**DIRECTIONS FOR THIS TASK:** Find each line with the string "selected" and copy it.
---------- DATA ENTRIES ----------
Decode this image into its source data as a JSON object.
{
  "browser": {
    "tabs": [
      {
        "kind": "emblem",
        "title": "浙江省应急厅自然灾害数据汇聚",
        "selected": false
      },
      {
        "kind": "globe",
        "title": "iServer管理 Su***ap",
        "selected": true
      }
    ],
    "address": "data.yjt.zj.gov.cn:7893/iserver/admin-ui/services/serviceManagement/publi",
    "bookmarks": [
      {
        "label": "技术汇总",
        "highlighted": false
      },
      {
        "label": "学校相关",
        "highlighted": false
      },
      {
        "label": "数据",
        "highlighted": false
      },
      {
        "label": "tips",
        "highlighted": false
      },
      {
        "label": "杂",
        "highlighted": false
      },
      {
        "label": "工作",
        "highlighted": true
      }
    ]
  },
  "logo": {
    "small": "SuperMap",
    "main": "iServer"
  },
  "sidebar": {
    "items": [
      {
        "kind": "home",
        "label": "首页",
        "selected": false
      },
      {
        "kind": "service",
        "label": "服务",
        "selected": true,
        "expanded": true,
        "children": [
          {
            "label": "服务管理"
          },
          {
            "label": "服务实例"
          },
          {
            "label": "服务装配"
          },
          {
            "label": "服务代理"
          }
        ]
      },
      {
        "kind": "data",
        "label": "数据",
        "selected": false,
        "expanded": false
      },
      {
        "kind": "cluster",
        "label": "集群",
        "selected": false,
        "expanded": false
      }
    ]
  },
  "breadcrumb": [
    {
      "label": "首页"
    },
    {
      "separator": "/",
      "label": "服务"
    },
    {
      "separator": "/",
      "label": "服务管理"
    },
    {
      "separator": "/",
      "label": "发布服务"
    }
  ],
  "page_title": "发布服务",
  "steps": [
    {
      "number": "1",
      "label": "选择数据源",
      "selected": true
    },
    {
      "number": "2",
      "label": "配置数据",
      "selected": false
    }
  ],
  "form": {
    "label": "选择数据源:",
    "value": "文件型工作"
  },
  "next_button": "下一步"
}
----------
**ANSWER FOR THE TASK:**
        "selected": false
        "selected": true
        "selected": false
        "selected": true,
        "selected": false,
        "selected": false,
      "selected": true
      "selected": false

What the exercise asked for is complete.